● OBJECTIVE
Every record should be repeated exactly, except that pictures are left out.

● RECORDS SHOWN
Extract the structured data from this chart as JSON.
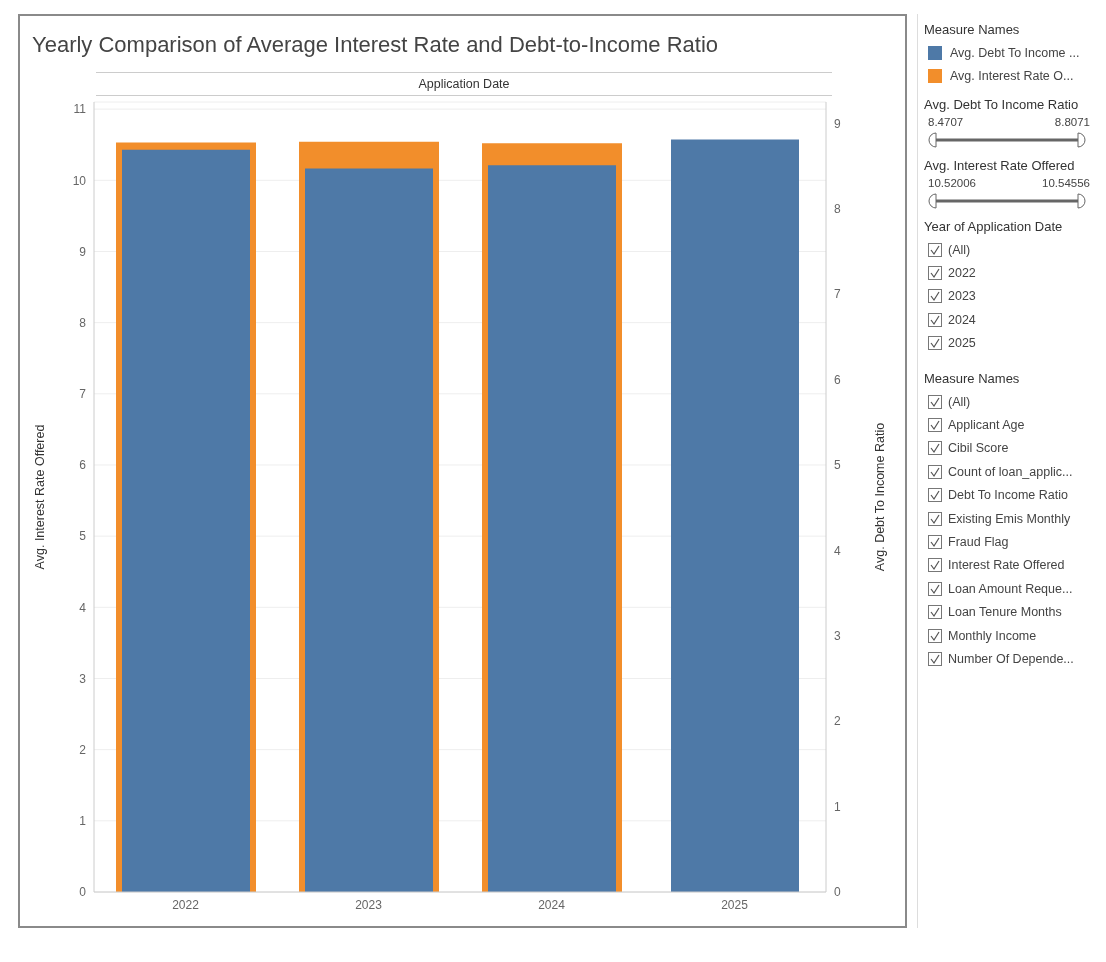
{
  "chart_data": {
    "type": "bar",
    "title": "Yearly Comparison of Average Interest Rate and Debt-to-Income Ratio",
    "xlabel": "Application Date",
    "ylabel": "Avg. Interest Rate Offered",
    "y2label": "Avg. Debt To Income Ratio",
    "legend_title": "Measure Names",
    "categories": [
      "2022",
      "2023",
      "2024",
      "2025"
    ],
    "series": [
      {
        "name": "Avg. Debt To Income ...",
        "color": "#4e79a7",
        "axis": "y2",
        "values": [
          8.69,
          8.47,
          8.51,
          8.81
        ]
      },
      {
        "name": "Avg. Interest Rate O...",
        "color": "#f28e2b",
        "axis": "y",
        "values": [
          10.53,
          10.54,
          10.52,
          null
        ]
      }
    ],
    "ylim": [
      0,
      11.1
    ],
    "yticks": [
      0,
      1,
      2,
      3,
      4,
      5,
      6,
      7,
      8,
      9,
      10,
      11
    ],
    "y2lim": [
      0,
      9.25
    ],
    "y2ticks": [
      0,
      1,
      2,
      3,
      4,
      5,
      6,
      7,
      8,
      9
    ],
    "grid": "y",
    "legend": "top right",
    "annotations": [
      "Avg. Debt To Income Ratio",
      "8.4707",
      "8.8071",
      "Avg. Interest Rate Offered",
      "10.52006",
      "10.54556",
      "Year of Application Date",
      "(All)",
      "2022",
      "2023",
      "2024",
      "2025",
      "Measure Names",
      "(All)",
      "Applicant Age",
      "Cibil Score",
      "Count of loan_applic...",
      "Debt To Income Ratio",
      "Existing Emis Monthly",
      "Fraud Flag",
      "Interest Rate Offered",
      "Loan Amount Reque...",
      "Loan Tenure Months",
      "Monthly Income",
      "Number Of Depende..."
    ]
  }
}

● TASK SOLUTION
Extract the structured data from this chart as JSON.
{
  "chart_data": {
    "type": "bar",
    "title": "Yearly Comparison of Average Interest Rate and Debt-to-Income Ratio",
    "xlabel": "Application Date",
    "ylabel": "Avg. Interest Rate Offered",
    "y2label": "Avg. Debt To Income Ratio",
    "legend_title": "Measure Names",
    "categories": [
      "2022",
      "2023",
      "2024",
      "2025"
    ],
    "series": [
      {
        "name": "Avg. Debt To Income ...",
        "color": "#4e79a7",
        "axis": "y2",
        "values": [
          8.69,
          8.47,
          8.51,
          8.81
        ]
      },
      {
        "name": "Avg. Interest Rate O...",
        "color": "#f28e2b",
        "axis": "y",
        "values": [
          10.53,
          10.54,
          10.52,
          null
        ]
      }
    ],
    "ylim": [
      0,
      11.1
    ],
    "yticks": [
      0,
      1,
      2,
      3,
      4,
      5,
      6,
      7,
      8,
      9,
      10,
      11
    ],
    "y2lim": [
      0,
      9.25
    ],
    "y2ticks": [
      0,
      1,
      2,
      3,
      4,
      5,
      6,
      7,
      8,
      9
    ],
    "grid": "y",
    "legend": "top right",
    "annotations": [
      "Avg. Debt To Income Ratio",
      "8.4707",
      "8.8071",
      "Avg. Interest Rate Offered",
      "10.52006",
      "10.54556",
      "Year of Application Date",
      "(All)",
      "2022",
      "2023",
      "2024",
      "2025",
      "Measure Names",
      "(All)",
      "Applicant Age",
      "Cibil Score",
      "Count of loan_applic...",
      "Debt To Income Ratio",
      "Existing Emis Monthly",
      "Fraud Flag",
      "Interest Rate Offered",
      "Loan Amount Reque...",
      "Loan Tenure Months",
      "Monthly Income",
      "Number Of Depende..."
    ]
  }
}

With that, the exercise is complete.